Records to use
+===+

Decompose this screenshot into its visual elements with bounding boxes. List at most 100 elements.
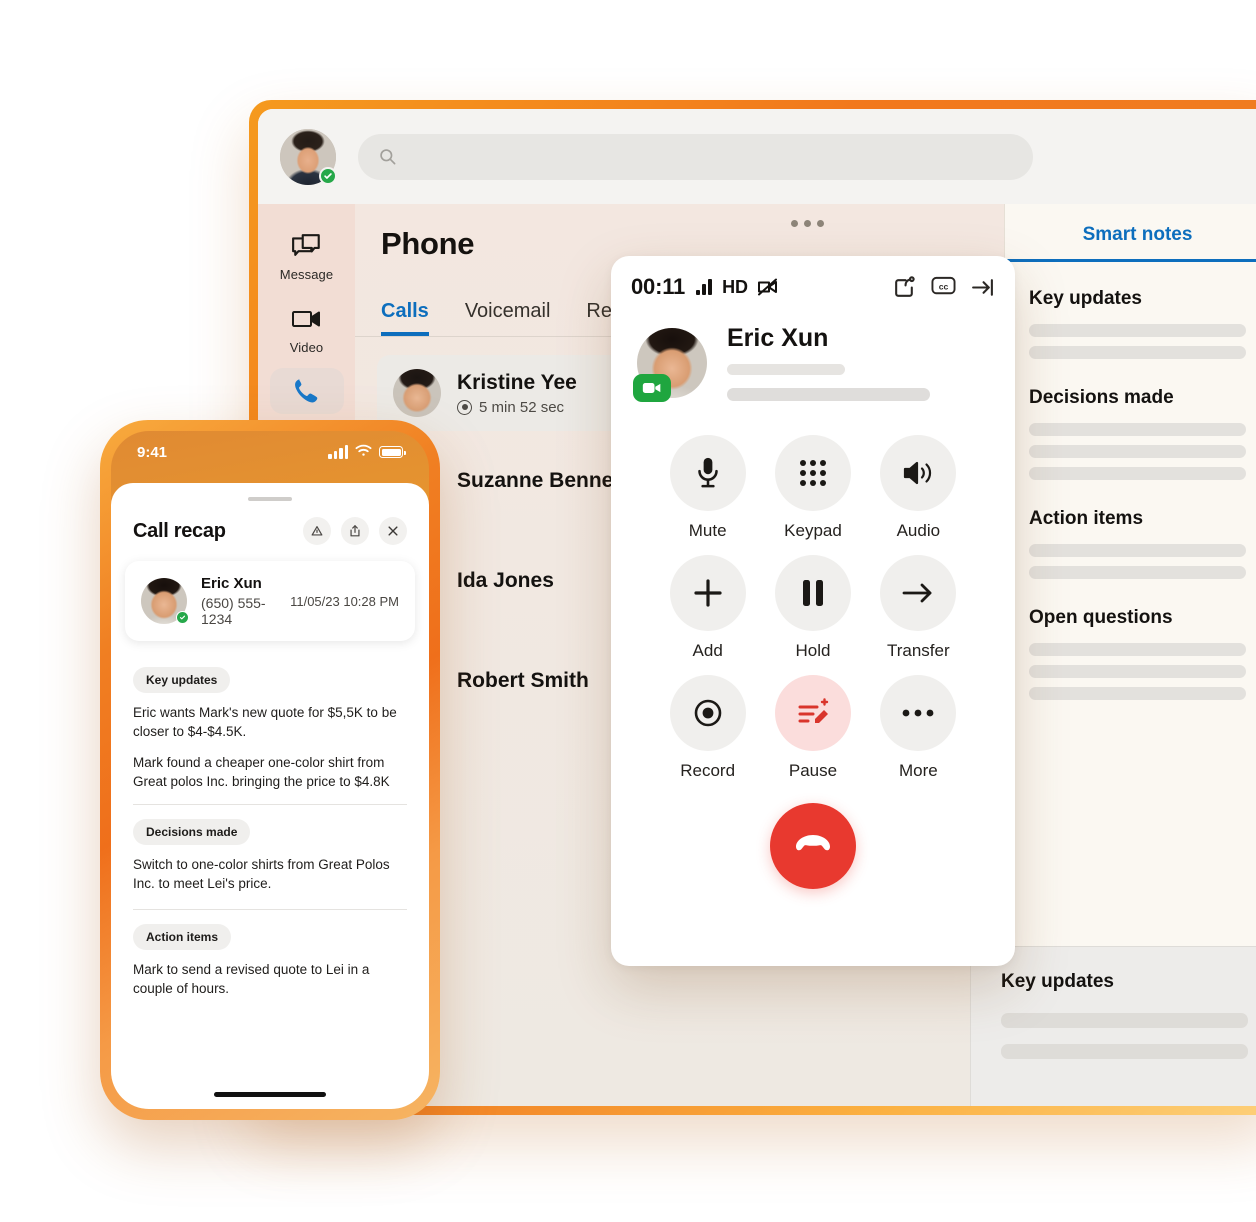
message-icon xyxy=(291,231,323,261)
hd-label: HD xyxy=(722,276,749,297)
dot xyxy=(804,220,811,227)
sidebar-item-message[interactable]: Message xyxy=(270,222,344,289)
call-contact-name: Ida Jones xyxy=(457,569,554,592)
share-screen-icon[interactable] xyxy=(892,275,917,300)
avatar xyxy=(141,578,189,624)
notes-section-key-updates: Key updates xyxy=(1005,288,1256,359)
control-label: Record xyxy=(680,761,736,780)
placeholder-line xyxy=(1029,687,1246,700)
control-label: More xyxy=(898,761,938,780)
recap-paragraph: Switch to one-color shirts from Great Po… xyxy=(133,856,390,891)
placeholder-line xyxy=(1029,665,1246,678)
tab-voicemail[interactable]: Voicemail xyxy=(465,300,551,336)
call-window-header: 00:11 HD cc xyxy=(611,256,1015,300)
flag-icon[interactable] xyxy=(303,517,331,545)
mute-button[interactable]: Mute xyxy=(655,435,760,541)
speaker-icon xyxy=(880,435,957,511)
placeholder-line xyxy=(1029,643,1246,656)
status-badge: Decisions made xyxy=(133,818,251,845)
end-call-row xyxy=(611,803,1015,889)
close-icon[interactable] xyxy=(379,517,407,545)
avatar xyxy=(633,327,707,402)
control-label: Keypad xyxy=(784,521,842,540)
status-time: 9:41 xyxy=(137,443,168,461)
call-header-actions: cc xyxy=(892,275,995,300)
keypad-button[interactable]: Keypad xyxy=(760,435,865,541)
share-icon[interactable] xyxy=(341,517,369,545)
recording-icon xyxy=(457,399,472,415)
recap-paragraph: Mark to send a revised quote to Lei in a… xyxy=(133,961,370,997)
contact-card[interactable]: Eric Xun (650) 555-1234 11/05/23 10:28 P… xyxy=(125,561,415,641)
transfer-button[interactable]: Transfer xyxy=(866,555,971,661)
ellipsis-icon xyxy=(880,675,957,751)
sheet-header: Call recap xyxy=(111,501,429,545)
sidebar-item-video[interactable]: Video xyxy=(270,295,344,362)
placeholder-line xyxy=(1029,467,1246,480)
notes-heading: Key updates xyxy=(1029,288,1142,309)
avatar[interactable] xyxy=(280,128,337,185)
svg-text:cc: cc xyxy=(939,281,949,291)
notes-heading: Key updates xyxy=(1001,971,1114,992)
status-badge: Action items xyxy=(133,923,232,950)
plus-icon xyxy=(669,555,746,631)
notes-heading: Decisions made xyxy=(1029,387,1174,408)
record-button[interactable]: Record xyxy=(655,675,760,781)
tab-calls[interactable]: Calls xyxy=(381,300,429,336)
recap-paragraph: Mark found a cheaper one-color shirt fro… xyxy=(133,755,390,790)
hold-button[interactable]: Hold xyxy=(760,555,865,661)
recap-paragraph: Eric wants Mark's new quote for $5,5K to… xyxy=(133,705,397,740)
tab-smart-notes[interactable]: Smart notes xyxy=(1005,224,1256,262)
dot xyxy=(791,220,798,227)
recap-section-action-items: Action items Mark to send a revised quot… xyxy=(133,910,407,998)
sidebar-label-message: Message xyxy=(279,267,334,282)
audio-button[interactable]: Audio xyxy=(866,435,971,541)
placeholder-line xyxy=(727,364,845,375)
add-button[interactable]: Add xyxy=(655,555,760,661)
record-icon xyxy=(669,675,746,751)
overflow-menu-icon[interactable] xyxy=(791,220,824,227)
placeholder-line xyxy=(1029,346,1246,359)
active-call-window: 00:11 HD cc Eric Xun Mute Keypad Audio A… xyxy=(611,256,1015,966)
control-label: Mute xyxy=(688,521,727,540)
call-participant: Eric Xun xyxy=(611,300,1015,402)
control-label: Audio xyxy=(896,521,941,540)
phone-icon xyxy=(291,377,323,407)
mobile-phone-device: 9:41 Call recap Eric Xun (650) 555-1234 … xyxy=(100,420,440,1120)
search-input[interactable] xyxy=(409,148,1013,165)
arrow-right-icon xyxy=(880,555,957,631)
mobile-screen: 9:41 Call recap Eric Xun (650) 555-1234 … xyxy=(111,431,429,1109)
notes-section-decisions-made: Decisions made xyxy=(1005,387,1256,480)
placeholder-line xyxy=(1029,445,1246,458)
pause-smart-notes-button[interactable]: Pause xyxy=(760,675,865,781)
recap-section-decisions-made: Decisions made Switch to one-color shirt… xyxy=(133,805,407,893)
sidebar-item-phone[interactable] xyxy=(269,368,344,414)
notes-section-action-items: Action items xyxy=(1005,508,1256,579)
call-timestamp: 11/05/23 10:28 PM xyxy=(290,593,399,609)
call-contact-name: Kristine Yee xyxy=(457,370,577,394)
lower-notes-panel: Key updates xyxy=(970,946,1256,1106)
call-duration: 5 min 52 sec xyxy=(479,398,565,416)
page-title: Phone xyxy=(381,226,475,261)
desktop-topbar xyxy=(258,109,1256,204)
call-contact-name: Robert Smith xyxy=(457,669,589,692)
control-label: Transfer xyxy=(886,641,950,660)
signal-bars-icon xyxy=(328,445,348,459)
page-title: Call recap xyxy=(133,519,226,542)
search-bar[interactable] xyxy=(358,133,1033,180)
call-meta: 5 min 52 sec xyxy=(457,399,577,416)
video-camera-icon xyxy=(291,304,323,334)
collapse-right-icon[interactable] xyxy=(970,275,995,300)
closed-captions-icon[interactable]: cc xyxy=(931,275,956,300)
placeholder-line xyxy=(1029,544,1246,557)
status-indicators xyxy=(328,444,406,461)
microphone-icon xyxy=(669,435,746,511)
avatar xyxy=(393,369,441,417)
placeholder-line xyxy=(1029,566,1246,579)
placeholder-line xyxy=(1001,1013,1248,1028)
sheet-actions xyxy=(303,517,407,545)
notes-heading: Open questions xyxy=(1029,607,1173,628)
contact-name: Eric Xun xyxy=(201,575,262,592)
more-button[interactable]: More xyxy=(866,675,971,781)
end-call-button[interactable] xyxy=(770,803,856,889)
pause-icon xyxy=(774,555,851,631)
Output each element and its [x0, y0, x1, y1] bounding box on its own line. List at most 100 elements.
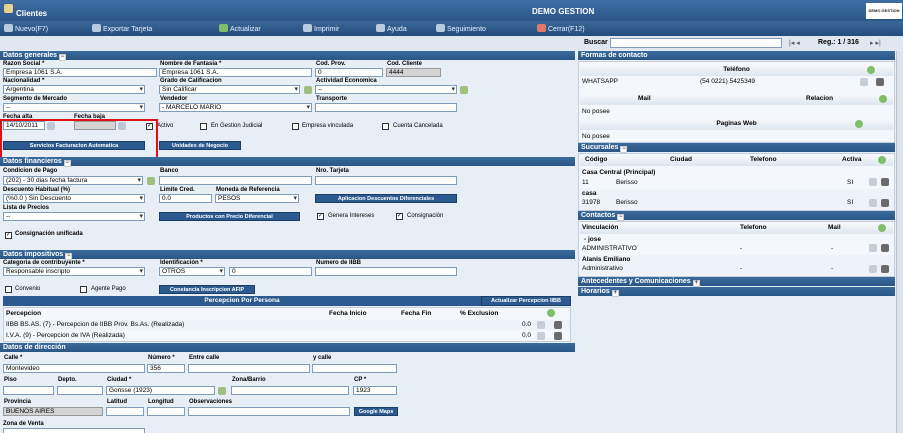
scrollbar[interactable] — [896, 51, 903, 433]
limite-field[interactable]: 0.0 — [159, 194, 212, 203]
aplicacion-button[interactable]: Aplicacion Descuentos Diferenciales — [315, 194, 457, 203]
delete-icon[interactable] — [881, 178, 889, 186]
codprov-field[interactable]: 0 — [315, 68, 383, 77]
condicion-select[interactable]: (202) - 30 dias fecha factura — [3, 176, 143, 185]
edit-icon[interactable] — [537, 332, 545, 340]
section-horarios[interactable]: Horarios + — [578, 287, 895, 297]
consig-unif-checkbox[interactable]: ✓ — [5, 232, 12, 239]
section-datos-direccion[interactable]: Datos de dirección — [0, 343, 575, 352]
afip-button[interactable]: Constancia Inscripcion AFIP — [159, 285, 255, 294]
iibb-field[interactable] — [315, 267, 457, 276]
calle-field[interactable]: Montevideo — [3, 364, 145, 373]
table-row[interactable]: - jose ADMINISTRATIVO - - — [579, 235, 894, 254]
productos-button[interactable]: Productos con Precio Diferencial — [159, 212, 300, 221]
agente-checkbox[interactable] — [80, 286, 87, 293]
consignacion-checkbox[interactable]: ✓ — [396, 213, 403, 220]
unidades-button[interactable]: Unidades de Negocio — [159, 141, 241, 150]
delete-icon[interactable] — [881, 199, 889, 207]
nacionalidad-select[interactable]: Argentina — [3, 85, 145, 94]
expand-icon[interactable]: + — [692, 280, 700, 287]
section-contactos[interactable]: Contactos − — [578, 211, 895, 221]
ycalle-field[interactable] — [312, 364, 397, 373]
add-icon[interactable] — [878, 156, 886, 164]
edit-icon[interactable] — [537, 321, 545, 329]
genera-checkbox[interactable]: ✓ — [317, 213, 324, 220]
actualizar-button[interactable]: Actualizar — [219, 24, 261, 33]
categoria-select[interactable]: Responsable inscripto — [3, 267, 145, 276]
google-maps-button[interactable]: Google Maps — [354, 407, 398, 416]
nav-next-button[interactable]: ▸ ▸| — [870, 39, 881, 47]
delete-icon[interactable] — [554, 332, 562, 340]
table-row[interactable]: I.V.A. (9) - Percepcion de IVA (Realizad… — [4, 331, 570, 341]
convenio-checkbox[interactable] — [5, 286, 12, 293]
cerrar-button[interactable]: Cerrar(F12) — [537, 24, 585, 33]
obs-field[interactable] — [188, 407, 350, 416]
segmento-select[interactable]: -- — [3, 103, 145, 112]
search-input[interactable] — [610, 38, 782, 48]
tarjeta-field[interactable] — [315, 176, 457, 185]
collapse-icon[interactable]: − — [620, 146, 628, 153]
exportar-button[interactable]: Exportar Tarjeta — [92, 24, 152, 33]
delete-icon[interactable] — [554, 321, 562, 329]
ident-tipo-select[interactable]: OTROS — [159, 267, 225, 276]
ciudad-field[interactable]: Gonsse (1923) — [106, 386, 215, 395]
add-icon[interactable] — [547, 309, 555, 317]
transporte-field[interactable] — [315, 103, 457, 112]
add-icon[interactable] — [878, 224, 886, 232]
refresh-icon[interactable] — [304, 86, 312, 94]
numero-field[interactable]: 356 — [147, 364, 185, 373]
collapse-icon[interactable]: − — [63, 160, 71, 167]
delete-icon[interactable] — [881, 244, 889, 252]
lista-select[interactable]: -- — [3, 212, 145, 221]
section-sucursales[interactable]: Sucursales − — [578, 143, 895, 153]
cancelada-checkbox[interactable] — [382, 123, 389, 130]
longitud-field[interactable] — [147, 407, 185, 416]
edit-icon[interactable] — [869, 265, 877, 273]
refresh-icon[interactable] — [218, 387, 226, 395]
edit-icon[interactable] — [869, 178, 877, 186]
ayuda-button[interactable]: Ayuda — [376, 24, 407, 33]
expand-icon[interactable]: + — [611, 290, 619, 297]
table-row[interactable]: Alanis Emiliano Administrativo - - — [579, 255, 894, 275]
fantasia-field[interactable]: Empresa 1061 S.A. — [159, 68, 312, 77]
edit-icon[interactable] — [869, 199, 877, 207]
section-antecedentes[interactable]: Antecedentes y Comunicaciones + — [578, 277, 895, 287]
section-datos-generales[interactable]: Datos generales − — [0, 51, 575, 61]
table-row[interactable]: IIBB BS.AS. (7) - Percepcion de IIBB Pro… — [4, 320, 570, 330]
actualizar-percepcion-button[interactable]: Actualizar Percepcion IIBB — [481, 296, 571, 306]
add-icon[interactable] — [867, 66, 875, 74]
depto-field[interactable] — [57, 386, 103, 395]
edit-icon[interactable] — [860, 78, 868, 86]
edit-icon[interactable] — [869, 244, 877, 252]
vendedor-select[interactable]: - MARCELO MARIO — [159, 103, 312, 112]
section-datos-financieros[interactable]: Datos financieros − — [0, 157, 575, 167]
entre-field[interactable] — [188, 364, 310, 373]
collapse-icon[interactable]: − — [617, 214, 625, 221]
table-row[interactable]: Casa Central (Principal) 11 Berisso SI — [579, 168, 894, 188]
collapse-icon[interactable]: − — [65, 253, 73, 260]
delete-icon[interactable] — [876, 78, 884, 86]
moneda-select[interactable]: PESOS — [215, 194, 299, 203]
zonaventa-field[interactable] — [3, 428, 145, 433]
refresh-icon[interactable] — [147, 177, 155, 185]
collapse-icon[interactable]: − — [59, 54, 67, 61]
vinculada-checkbox[interactable] — [292, 123, 299, 130]
table-row[interactable]: casa 31978 Berisso SI — [579, 189, 894, 209]
add-icon[interactable] — [855, 120, 863, 128]
gestion-checkbox[interactable] — [200, 123, 207, 130]
nuevo-button[interactable]: Nuevo(F7) — [4, 24, 48, 33]
refresh-icon[interactable] — [460, 86, 468, 94]
actividad-select[interactable]: -- — [315, 85, 457, 94]
latitud-field[interactable] — [106, 407, 144, 416]
descuento-select[interactable]: (%0.0 ) Sin Descuento — [3, 194, 145, 203]
zona-field[interactable] — [231, 386, 349, 395]
banco-field[interactable] — [159, 176, 312, 185]
section-datos-impositivos[interactable]: Datos impositivos − — [0, 250, 575, 260]
grado-select[interactable]: Sin Calificar — [159, 85, 300, 94]
delete-icon[interactable] — [881, 265, 889, 273]
section-formas-contacto[interactable]: Formas de contacto — [578, 51, 895, 60]
add-icon[interactable] — [879, 95, 887, 103]
razon-field[interactable]: Empresa 1061 S.A. — [3, 68, 157, 77]
seguimiento-button[interactable]: Seguimiento — [436, 24, 486, 33]
cp-field[interactable]: 1923 — [353, 386, 397, 395]
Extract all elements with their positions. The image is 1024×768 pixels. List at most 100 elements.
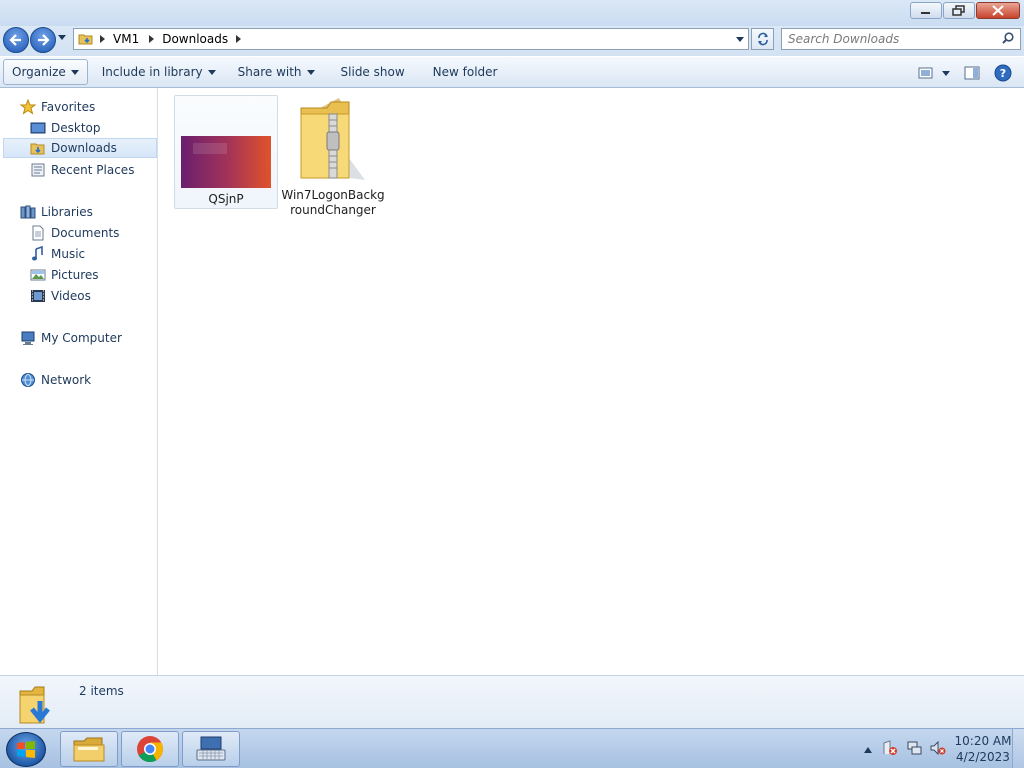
chevron-down-icon xyxy=(306,69,315,75)
windows-logo-icon xyxy=(17,740,35,758)
nav-my-computer[interactable]: My Computer xyxy=(20,328,122,348)
refresh-button[interactable] xyxy=(751,28,774,50)
system-tray: 10:20 AM 4/2/2023 xyxy=(864,729,1024,768)
nav-favorites-label: Favorites xyxy=(41,100,96,114)
start-button[interactable] xyxy=(6,732,46,767)
action-center-icon[interactable] xyxy=(882,739,898,759)
chevron-down-icon xyxy=(207,69,216,75)
close-button[interactable] xyxy=(976,2,1020,19)
address-bar[interactable]: VM1 Downloads xyxy=(73,28,749,50)
nav-downloads[interactable]: Downloads xyxy=(3,138,157,158)
clock-date: 4/2/2023 xyxy=(956,750,1010,764)
file-name: QSjnP xyxy=(208,192,244,206)
breadcrumb-separator-icon[interactable] xyxy=(236,32,242,46)
slide-show-button[interactable]: Slide show xyxy=(333,59,413,85)
search-box xyxy=(781,28,1021,50)
details-pane: 2 items xyxy=(0,675,1024,728)
breadcrumb-vm1[interactable]: VM1 xyxy=(113,32,139,46)
breadcrumb-separator-icon[interactable] xyxy=(149,32,155,46)
documents-icon xyxy=(30,225,46,241)
nav-my-computer-label: My Computer xyxy=(41,331,122,345)
nav-recent-places-label: Recent Places xyxy=(51,163,135,177)
libraries-icon xyxy=(20,204,36,220)
chrome-icon xyxy=(137,736,164,763)
taskbar-explorer-button[interactable] xyxy=(60,731,118,767)
address-history-dropdown[interactable] xyxy=(736,37,744,42)
image-thumbnail xyxy=(181,136,271,188)
show-hidden-icons-button[interactable] xyxy=(864,742,872,756)
search-input[interactable] xyxy=(782,30,1002,48)
network-status-icon[interactable] xyxy=(906,740,922,759)
thumbnail-highlight xyxy=(193,143,227,154)
change-view-button[interactable] xyxy=(912,60,956,86)
recent-pages-dropdown[interactable] xyxy=(58,35,66,40)
chevron-down-icon xyxy=(736,37,744,42)
include-in-library-button[interactable]: Include in library xyxy=(94,59,224,85)
nav-network[interactable]: Network xyxy=(20,370,91,390)
file-name-line-1: Win7LogonBackg xyxy=(281,188,385,202)
nav-downloads-label: Downloads xyxy=(51,141,117,155)
nav-favorites[interactable]: Favorites xyxy=(20,97,95,117)
organize-button[interactable]: Organize xyxy=(3,59,88,85)
slide-show-label: Slide show xyxy=(340,65,405,79)
back-button[interactable] xyxy=(3,27,29,53)
star-icon xyxy=(20,99,36,115)
nav-videos[interactable]: Videos xyxy=(30,286,91,306)
computer-icon xyxy=(20,330,36,346)
breadcrumb-downloads[interactable]: Downloads xyxy=(162,32,228,46)
keyboard-icon xyxy=(196,736,226,761)
show-desktop-button[interactable] xyxy=(1012,729,1024,768)
music-icon xyxy=(30,246,46,262)
folder-icon xyxy=(73,737,105,762)
taskbar-chrome-button[interactable] xyxy=(121,731,179,767)
volume-muted-icon[interactable] xyxy=(930,740,946,759)
folder-icon xyxy=(78,31,94,47)
address-row: VM1 Downloads xyxy=(0,26,1024,56)
share-with-label: Share with xyxy=(237,65,302,79)
new-folder-button[interactable]: New folder xyxy=(425,59,506,85)
nav-pictures-label: Pictures xyxy=(51,268,99,282)
nav-pictures[interactable]: Pictures xyxy=(30,265,99,285)
refresh-icon xyxy=(757,32,768,46)
nav-recent-places[interactable]: Recent Places xyxy=(30,160,134,180)
file-item-qsjnp[interactable]: QSjnP xyxy=(174,95,278,209)
downloads-folder-icon xyxy=(19,686,50,724)
nav-music-label: Music xyxy=(51,247,86,261)
breadcrumb-separator-icon[interactable] xyxy=(100,32,105,46)
clock[interactable]: 10:20 AM 4/2/2023 xyxy=(954,733,1012,765)
preview-pane-button[interactable] xyxy=(956,60,988,86)
search-icon[interactable] xyxy=(1002,31,1014,47)
include-in-library-label: Include in library xyxy=(101,65,203,79)
nav-documents[interactable]: Documents xyxy=(30,223,119,243)
view-controls: ? xyxy=(912,57,1024,89)
restore-button[interactable] xyxy=(943,2,975,19)
view-icon xyxy=(918,67,933,79)
file-list[interactable]: QSjnP Win7LogonBackg roundChanger xyxy=(159,88,1024,675)
command-bar: Organize Include in library Share with S… xyxy=(0,56,1024,88)
recent-places-icon xyxy=(30,162,46,178)
zip-folder-icon xyxy=(300,98,365,180)
item-count: 2 items xyxy=(79,684,124,698)
videos-icon xyxy=(30,288,46,304)
file-item-win7logonbackgroundchanger[interactable]: Win7LogonBackg roundChanger xyxy=(281,95,385,225)
taskbar-keyboard-app-button[interactable] xyxy=(182,731,240,767)
arrow-right-icon xyxy=(38,34,50,46)
minimize-icon xyxy=(921,11,930,14)
chevron-up-icon xyxy=(864,747,872,753)
nav-libraries[interactable]: Libraries xyxy=(20,202,93,222)
nav-desktop-label: Desktop xyxy=(51,121,101,135)
navigation-pane: Favorites Desktop Downloads Recent Place… xyxy=(0,88,158,675)
desktop-icon xyxy=(30,120,46,136)
preview-pane-icon xyxy=(964,66,980,80)
close-icon xyxy=(992,5,1004,16)
minimize-button[interactable] xyxy=(910,2,942,19)
restore-icon xyxy=(952,5,965,16)
forward-button[interactable] xyxy=(30,27,56,53)
nav-libraries-label: Libraries xyxy=(41,205,93,219)
help-button[interactable]: ? xyxy=(988,60,1024,86)
nav-desktop[interactable]: Desktop xyxy=(30,118,101,138)
nav-documents-label: Documents xyxy=(51,226,120,240)
nav-videos-label: Videos xyxy=(51,289,91,303)
nav-music[interactable]: Music xyxy=(30,244,85,264)
share-with-button[interactable]: Share with xyxy=(230,59,323,85)
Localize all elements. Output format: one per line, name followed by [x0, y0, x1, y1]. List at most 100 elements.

+===+

Instructions for the task
Reproduce the listing lines verbatim, beginning at the line that contains "chevron-down-icon xyxy=(306,69,315,75)" and stopping after the line that contains "show-hidden-icons-button[interactable] xyxy=(864,742,872,756)".

Solution
chevron-down-icon xyxy=(306,69,315,75)
windows-logo-icon xyxy=(17,740,35,758)
nav-my-computer[interactable]: My Computer xyxy=(20,328,122,348)
refresh-button[interactable] xyxy=(751,28,774,50)
system-tray: 10:20 AM 4/2/2023 xyxy=(864,729,1024,768)
nav-favorites-label: Favorites xyxy=(41,100,96,114)
start-button[interactable] xyxy=(6,732,46,767)
action-center-icon[interactable] xyxy=(882,739,898,759)
chevron-down-icon xyxy=(207,69,216,75)
close-button[interactable] xyxy=(976,2,1020,19)
address-bar[interactable]: VM1 Downloads xyxy=(73,28,749,50)
nav-downloads[interactable]: Downloads xyxy=(3,138,157,158)
clock-date: 4/2/2023 xyxy=(956,750,1010,764)
file-name: QSjnP xyxy=(208,192,244,206)
breadcrumb-separator-icon[interactable] xyxy=(236,32,242,46)
slide-show-button[interactable]: Slide show xyxy=(333,59,413,85)
search-box xyxy=(781,28,1021,50)
details-pane: 2 items xyxy=(0,675,1024,728)
breadcrumb-vm1[interactable]: VM1 xyxy=(113,32,139,46)
breadcrumb-separator-icon[interactable] xyxy=(149,32,155,46)
documents-icon xyxy=(30,225,46,241)
nav-my-computer-label: My Computer xyxy=(41,331,122,345)
nav-recent-places-label: Recent Places xyxy=(51,163,135,177)
libraries-icon xyxy=(20,204,36,220)
chrome-icon xyxy=(137,736,164,763)
taskbar-explorer-button[interactable] xyxy=(60,731,118,767)
address-history-dropdown[interactable] xyxy=(736,37,744,42)
image-thumbnail xyxy=(181,136,271,188)
show-hidden-icons-button[interactable] xyxy=(864,742,872,756)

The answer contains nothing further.